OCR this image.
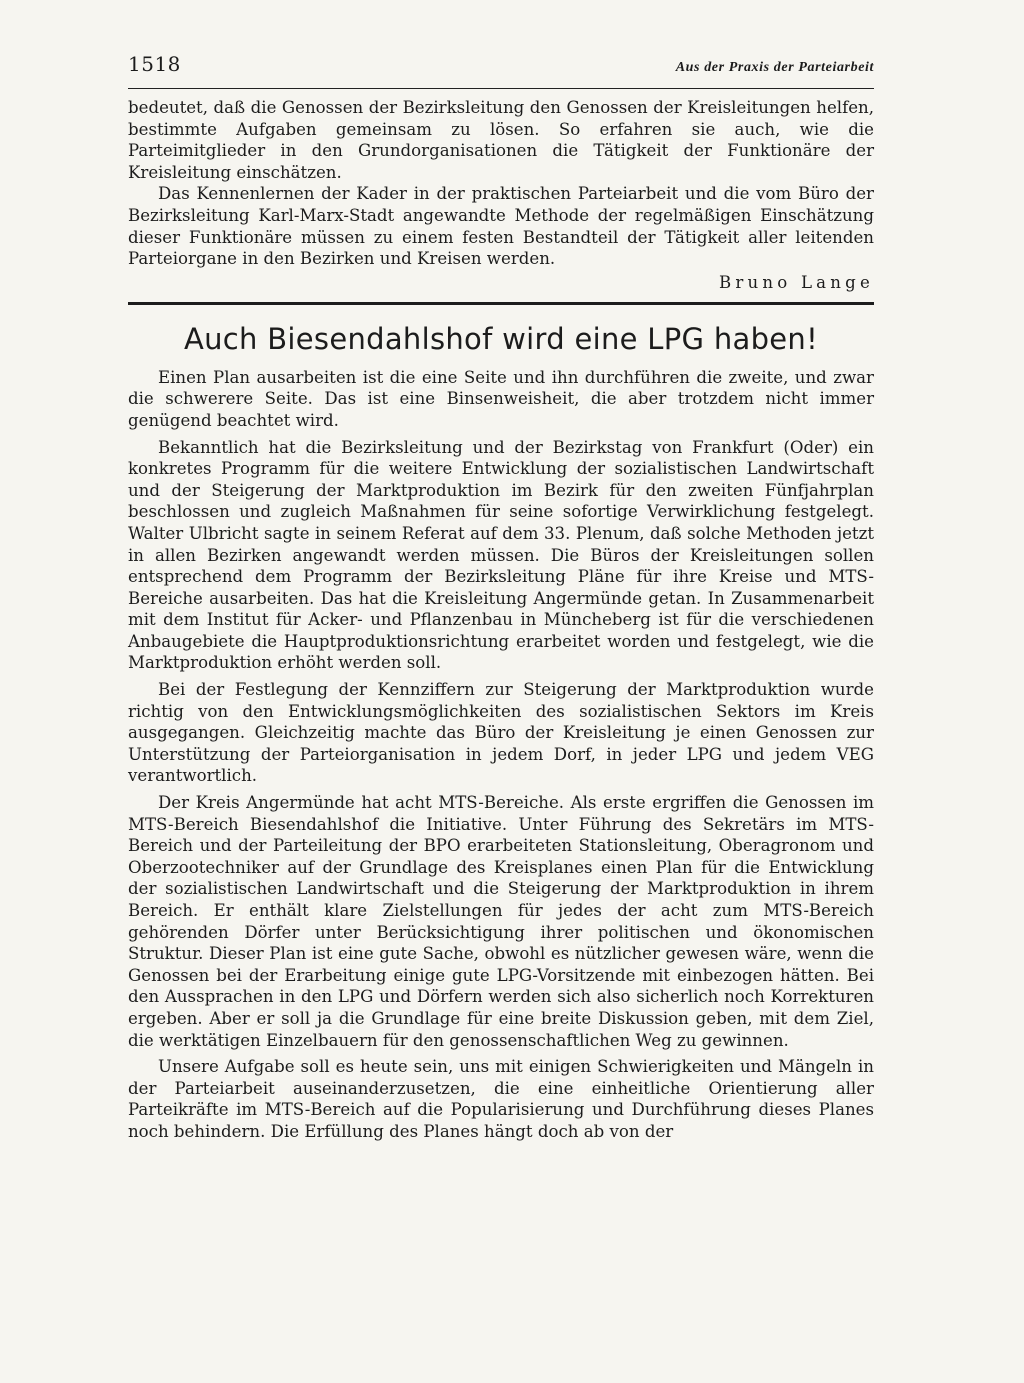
1518	Aus der Praxis der Parteiarbeit

bedeutet, daß die Genossen der Bezirksleitung den Genossen der Kreisleitungen helfen, bestimmte Aufgaben gemeinsam zu lösen. So erfahren sie auch, wie die Parteimitglieder in den Grundorganisationen die Tätigkeit der Funktionäre der Kreisleitung einschätzen.

Das Kennenlernen der Kader in der praktischen Parteiarbeit und die vom Büro der Bezirksleitung Karl-Marx-Stadt angewandte Methode der regelmäßigen Einschätzung dieser Funktionäre müssen zu einem festen Bestandteil der Tätigkeit aller leitenden Parteiorgane in den Bezirken und Kreisen werden.

Bruno Lange
Auch Biesendahlshof wird eine LPG haben!

Einen Plan ausarbeiten ist die eine Seite und ihn durchführen die zweite, und zwar die schwerere Seite. Das ist eine Binsenweisheit, die aber trotzdem nicht immer genügend beachtet wird.

Bekanntlich hat die Bezirksleitung und der Bezirkstag von Frankfurt (Oder) ein konkretes Programm für die weitere Entwicklung der sozialistischen Landwirtschaft und der Steigerung der Marktproduktion im Bezirk für den zweiten Fünfjahrplan beschlossen und zugleich Maßnahmen für seine sofortige Verwirklichung festgelegt. Walter Ulbricht sagte in seinem Referat auf dem 33. Plenum, daß solche Methoden jetzt in allen Bezirken angewandt werden müssen. Die Büros der Kreisleitungen sollen entsprechend dem Programm der Bezirksleitung Pläne für ihre Kreise und MTS-Bereiche ausarbeiten. Das hat die Kreisleitung Angermünde getan. In Zusammenarbeit mit dem Institut für Acker- und Pflanzenbau in Müncheberg ist für die verschiedenen Anbaugebiete die Hauptproduktionsrichtung erarbeitet worden und festgelegt, wie die Marktproduktion erhöht werden soll.

Bei der Festlegung der Kennziffern zur Steigerung der Marktproduktion wurde richtig von den Entwicklungsmöglichkeiten des sozialistischen Sektors im Kreis ausgegangen. Gleichzeitig machte das Büro der Kreisleitung je einen Genossen zur Unterstützung der Parteiorganisation in jedem Dorf, in jeder LPG und jedem VEG verantwortlich.

Der Kreis Angermünde hat acht MTS-Bereiche. Als erste ergriffen die Genossen im MTS-Bereich Biesendahlshof die Initiative. Unter Führung des Sekretärs im MTS-Bereich und der Parteileitung der BPO erarbeiteten Stationsleitung, Oberagronom und Oberzootechniker auf der Grundlage des Kreisplanes einen Plan für die Entwicklung der sozialistischen Landwirtschaft und die Steigerung der Marktproduktion in ihrem Bereich. Er enthält klare Zielstellungen für jedes der acht zum MTS-Bereich gehörenden Dörfer unter Berücksichtigung ihrer politischen und ökonomischen Struktur. Dieser Plan ist eine gute Sache, obwohl es nützlicher gewesen wäre, wenn die Genossen bei der Erarbeitung einige gute LPG-Vorsitzende mit einbezogen hätten. Bei den Aussprachen in den LPG und Dörfern werden sich also sicherlich noch Korrekturen ergeben. Aber er soll ja die Grundlage für eine breite Diskussion geben, mit dem Ziel, die werktätigen Einzelbauern für den genossenschaftlichen Weg zu gewinnen.

Unsere Aufgabe soll es heute sein, uns mit einigen Schwierigkeiten und Mängeln in der Parteiarbeit auseinanderzusetzen, die eine einheitliche Orientierung aller Parteikräfte im MTS-Bereich auf die Popularisierung und Durchführung dieses Planes noch behindern. Die Erfüllung des Planes hängt doch ab von der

§ §

● **Aim of the task**
Set the data above down again exactly as given, with no pictures.

● **Correct output**
OCR this image.
1518	Aus der Praxis der Parteiarbeit

bedeutet, daß die Genossen der Bezirksleitung den Genossen der Kreisleitungen helfen, bestimmte Aufgaben gemeinsam zu lösen. So erfahren sie auch, wie die Parteimitglieder in den Grundorganisationen die Tätigkeit der Funktionäre der Kreisleitung einschätzen.

Das Kennenlernen der Kader in der praktischen Parteiarbeit und die vom Büro der Bezirksleitung Karl-Marx-Stadt angewandte Methode der regelmäßigen Einschätzung dieser Funktionäre müssen zu einem festen Bestandteil der Tätigkeit aller leitenden Parteiorgane in den Bezirken und Kreisen werden.

Bruno Lange
Auch Biesendahlshof wird eine LPG haben!

Einen Plan ausarbeiten ist die eine Seite und ihn durchführen die zweite, und zwar die schwerere Seite. Das ist eine Binsenweisheit, die aber trotzdem nicht immer genügend beachtet wird.

Bekanntlich hat die Bezirksleitung und der Bezirkstag von Frankfurt (Oder) ein konkretes Programm für die weitere Entwicklung der sozialistischen Landwirtschaft und der Steigerung der Marktproduktion im Bezirk für den zweiten Fünfjahrplan beschlossen und zugleich Maßnahmen für seine sofortige Verwirklichung festgelegt. Walter Ulbricht sagte in seinem Referat auf dem 33. Plenum, daß solche Methoden jetzt in allen Bezirken angewandt werden müssen. Die Büros der Kreisleitungen sollen entsprechend dem Programm der Bezirksleitung Pläne für ihre Kreise und MTS-Bereiche ausarbeiten. Das hat die Kreisleitung Angermünde getan. In Zusammenarbeit mit dem Institut für Acker- und Pflanzenbau in Müncheberg ist für die verschiedenen Anbaugebiete die Hauptproduktionsrichtung erarbeitet worden und festgelegt, wie die Marktproduktion erhöht werden soll.

Bei der Festlegung der Kennziffern zur Steigerung der Marktproduktion wurde richtig von den Entwicklungsmöglichkeiten des sozialistischen Sektors im Kreis ausgegangen. Gleichzeitig machte das Büro der Kreisleitung je einen Genossen zur Unterstützung der Parteiorganisation in jedem Dorf, in jeder LPG und jedem VEG verantwortlich.

Der Kreis Angermünde hat acht MTS-Bereiche. Als erste ergriffen die Genossen im MTS-Bereich Biesendahlshof die Initiative. Unter Führung des Sekretärs im MTS-Bereich und der Parteileitung der BPO erarbeiteten Stationsleitung, Oberagronom und Oberzootechniker auf der Grundlage des Kreisplanes einen Plan für die Entwicklung der sozialistischen Landwirtschaft und die Steigerung der Marktproduktion in ihrem Bereich. Er enthält klare Zielstellungen für jedes der acht zum MTS-Bereich gehörenden Dörfer unter Berücksichtigung ihrer politischen und ökonomischen Struktur. Dieser Plan ist eine gute Sache, obwohl es nützlicher gewesen wäre, wenn die Genossen bei der Erarbeitung einige gute LPG-Vorsitzende mit einbezogen hätten. Bei den Aussprachen in den LPG und Dörfern werden sich also sicherlich noch Korrekturen ergeben. Aber er soll ja die Grundlage für eine breite Diskussion geben, mit dem Ziel, die werktätigen Einzelbauern für den genossenschaftlichen Weg zu gewinnen.

Unsere Aufgabe soll es heute sein, uns mit einigen Schwierigkeiten und Mängeln in der Parteiarbeit auseinanderzusetzen, die eine einheitliche Orientierung aller Parteikräfte im MTS-Bereich auf die Popularisierung und Durchführung dieses Planes noch behindern. Die Erfüllung des Planes hängt doch ab von der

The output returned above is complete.